## Stored items from a collection

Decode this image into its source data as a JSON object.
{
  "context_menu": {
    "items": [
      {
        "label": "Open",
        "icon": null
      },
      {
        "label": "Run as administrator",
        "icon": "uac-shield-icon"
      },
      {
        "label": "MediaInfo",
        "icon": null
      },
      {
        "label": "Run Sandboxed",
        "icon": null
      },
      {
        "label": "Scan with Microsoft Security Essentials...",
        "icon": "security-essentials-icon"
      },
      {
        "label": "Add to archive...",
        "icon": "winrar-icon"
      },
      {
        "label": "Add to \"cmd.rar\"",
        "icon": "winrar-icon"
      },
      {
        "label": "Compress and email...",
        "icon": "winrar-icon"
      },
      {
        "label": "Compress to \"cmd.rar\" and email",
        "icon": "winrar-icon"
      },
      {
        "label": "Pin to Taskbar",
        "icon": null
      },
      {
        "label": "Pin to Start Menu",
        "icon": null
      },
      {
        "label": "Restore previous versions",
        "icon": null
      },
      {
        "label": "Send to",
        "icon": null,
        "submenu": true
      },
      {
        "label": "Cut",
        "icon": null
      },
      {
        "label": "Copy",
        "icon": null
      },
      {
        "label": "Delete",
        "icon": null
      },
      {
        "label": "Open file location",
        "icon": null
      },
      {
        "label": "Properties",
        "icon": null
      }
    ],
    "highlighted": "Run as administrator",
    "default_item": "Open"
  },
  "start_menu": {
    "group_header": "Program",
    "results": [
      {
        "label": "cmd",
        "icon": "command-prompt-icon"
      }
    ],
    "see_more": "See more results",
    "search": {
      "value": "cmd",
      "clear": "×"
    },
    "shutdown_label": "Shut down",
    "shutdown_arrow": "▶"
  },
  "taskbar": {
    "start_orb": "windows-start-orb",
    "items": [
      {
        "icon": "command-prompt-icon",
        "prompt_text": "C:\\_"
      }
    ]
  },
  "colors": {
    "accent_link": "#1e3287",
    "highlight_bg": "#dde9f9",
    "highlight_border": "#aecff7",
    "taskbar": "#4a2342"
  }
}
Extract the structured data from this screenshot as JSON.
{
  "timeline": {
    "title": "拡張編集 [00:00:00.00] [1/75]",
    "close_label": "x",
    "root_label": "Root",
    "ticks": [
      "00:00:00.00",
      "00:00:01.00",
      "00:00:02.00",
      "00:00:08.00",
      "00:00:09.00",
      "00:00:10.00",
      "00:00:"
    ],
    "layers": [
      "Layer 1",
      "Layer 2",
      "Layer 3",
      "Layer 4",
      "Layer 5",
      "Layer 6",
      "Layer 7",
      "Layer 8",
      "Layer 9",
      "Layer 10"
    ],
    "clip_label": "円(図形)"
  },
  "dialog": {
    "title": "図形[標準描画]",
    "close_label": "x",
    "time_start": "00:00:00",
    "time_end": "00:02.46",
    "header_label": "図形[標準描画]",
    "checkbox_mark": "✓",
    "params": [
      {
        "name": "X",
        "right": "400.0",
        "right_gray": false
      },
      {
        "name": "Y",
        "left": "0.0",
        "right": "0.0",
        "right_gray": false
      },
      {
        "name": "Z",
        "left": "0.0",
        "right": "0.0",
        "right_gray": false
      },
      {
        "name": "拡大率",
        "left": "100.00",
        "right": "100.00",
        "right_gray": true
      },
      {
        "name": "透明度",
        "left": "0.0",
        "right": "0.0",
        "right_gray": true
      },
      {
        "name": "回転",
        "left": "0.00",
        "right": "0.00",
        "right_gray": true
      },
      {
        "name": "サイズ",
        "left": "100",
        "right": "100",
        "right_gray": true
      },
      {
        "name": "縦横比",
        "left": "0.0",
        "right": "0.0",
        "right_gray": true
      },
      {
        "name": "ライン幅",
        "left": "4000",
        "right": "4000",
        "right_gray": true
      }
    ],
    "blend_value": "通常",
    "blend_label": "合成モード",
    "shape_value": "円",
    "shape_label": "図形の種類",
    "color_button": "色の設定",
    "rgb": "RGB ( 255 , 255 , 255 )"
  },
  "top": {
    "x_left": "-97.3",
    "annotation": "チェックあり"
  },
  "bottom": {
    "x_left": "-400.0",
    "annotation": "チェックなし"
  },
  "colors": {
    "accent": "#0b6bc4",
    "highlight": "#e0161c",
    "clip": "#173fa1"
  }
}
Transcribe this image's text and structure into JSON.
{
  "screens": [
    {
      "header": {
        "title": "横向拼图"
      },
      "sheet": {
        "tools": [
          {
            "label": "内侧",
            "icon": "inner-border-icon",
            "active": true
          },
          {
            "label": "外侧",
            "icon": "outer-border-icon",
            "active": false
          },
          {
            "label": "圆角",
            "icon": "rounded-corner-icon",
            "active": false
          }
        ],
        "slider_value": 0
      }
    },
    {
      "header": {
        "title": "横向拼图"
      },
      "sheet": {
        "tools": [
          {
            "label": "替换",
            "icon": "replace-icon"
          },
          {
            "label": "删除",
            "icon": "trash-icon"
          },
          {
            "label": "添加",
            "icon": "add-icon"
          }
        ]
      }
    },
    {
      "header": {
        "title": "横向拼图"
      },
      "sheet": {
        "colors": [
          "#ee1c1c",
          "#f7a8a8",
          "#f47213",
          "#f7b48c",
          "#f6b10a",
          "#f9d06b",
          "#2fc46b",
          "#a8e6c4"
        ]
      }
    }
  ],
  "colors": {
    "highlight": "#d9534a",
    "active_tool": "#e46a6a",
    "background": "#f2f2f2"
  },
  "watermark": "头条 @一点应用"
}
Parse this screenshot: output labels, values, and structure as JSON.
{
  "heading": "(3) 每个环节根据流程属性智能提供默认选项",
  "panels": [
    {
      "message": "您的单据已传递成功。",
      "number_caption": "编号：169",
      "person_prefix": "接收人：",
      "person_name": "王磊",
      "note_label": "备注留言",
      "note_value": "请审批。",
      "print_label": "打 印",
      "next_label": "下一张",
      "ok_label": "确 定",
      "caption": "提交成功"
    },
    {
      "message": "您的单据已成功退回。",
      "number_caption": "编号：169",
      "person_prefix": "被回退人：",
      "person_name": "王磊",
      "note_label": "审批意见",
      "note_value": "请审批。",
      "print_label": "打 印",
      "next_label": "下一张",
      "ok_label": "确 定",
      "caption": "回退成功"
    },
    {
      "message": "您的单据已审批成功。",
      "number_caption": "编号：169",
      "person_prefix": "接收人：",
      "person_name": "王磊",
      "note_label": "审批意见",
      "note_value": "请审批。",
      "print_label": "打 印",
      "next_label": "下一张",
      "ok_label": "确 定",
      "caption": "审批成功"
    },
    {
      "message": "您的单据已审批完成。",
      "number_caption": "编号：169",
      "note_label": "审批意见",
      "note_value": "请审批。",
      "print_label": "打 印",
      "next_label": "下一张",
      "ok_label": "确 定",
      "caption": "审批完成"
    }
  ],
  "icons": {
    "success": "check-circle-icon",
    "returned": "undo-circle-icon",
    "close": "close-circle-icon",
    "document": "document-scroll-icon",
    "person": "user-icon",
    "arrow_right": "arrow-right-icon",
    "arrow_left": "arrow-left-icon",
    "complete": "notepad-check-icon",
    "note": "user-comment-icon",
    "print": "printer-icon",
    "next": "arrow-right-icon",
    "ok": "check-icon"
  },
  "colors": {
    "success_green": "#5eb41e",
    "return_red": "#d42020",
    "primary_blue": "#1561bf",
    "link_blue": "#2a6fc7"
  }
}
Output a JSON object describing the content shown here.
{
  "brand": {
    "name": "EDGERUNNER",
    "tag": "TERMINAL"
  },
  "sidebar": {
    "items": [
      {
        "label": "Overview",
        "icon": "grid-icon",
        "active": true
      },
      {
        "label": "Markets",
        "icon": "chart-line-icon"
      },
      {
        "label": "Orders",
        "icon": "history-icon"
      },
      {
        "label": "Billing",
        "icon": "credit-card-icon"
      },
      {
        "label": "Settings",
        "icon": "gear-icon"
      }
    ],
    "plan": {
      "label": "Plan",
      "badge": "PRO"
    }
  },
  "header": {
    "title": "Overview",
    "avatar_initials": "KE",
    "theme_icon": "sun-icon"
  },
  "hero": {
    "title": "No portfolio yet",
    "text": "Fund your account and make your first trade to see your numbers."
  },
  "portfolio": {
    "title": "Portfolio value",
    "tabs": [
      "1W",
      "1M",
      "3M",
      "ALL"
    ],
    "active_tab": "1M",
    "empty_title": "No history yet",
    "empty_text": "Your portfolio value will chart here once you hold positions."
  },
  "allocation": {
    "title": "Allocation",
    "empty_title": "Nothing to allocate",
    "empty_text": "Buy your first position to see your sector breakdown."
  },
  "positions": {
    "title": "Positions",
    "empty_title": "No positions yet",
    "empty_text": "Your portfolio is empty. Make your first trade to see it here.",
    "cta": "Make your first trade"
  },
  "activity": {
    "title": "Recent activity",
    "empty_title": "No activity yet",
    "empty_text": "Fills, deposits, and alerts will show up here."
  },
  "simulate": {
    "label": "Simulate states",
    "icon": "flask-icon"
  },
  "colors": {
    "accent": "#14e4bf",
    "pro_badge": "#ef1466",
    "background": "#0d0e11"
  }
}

## TASK
Only the number is wanted: count the lines of the records that hold the word "Open".

## TASK RESULT
3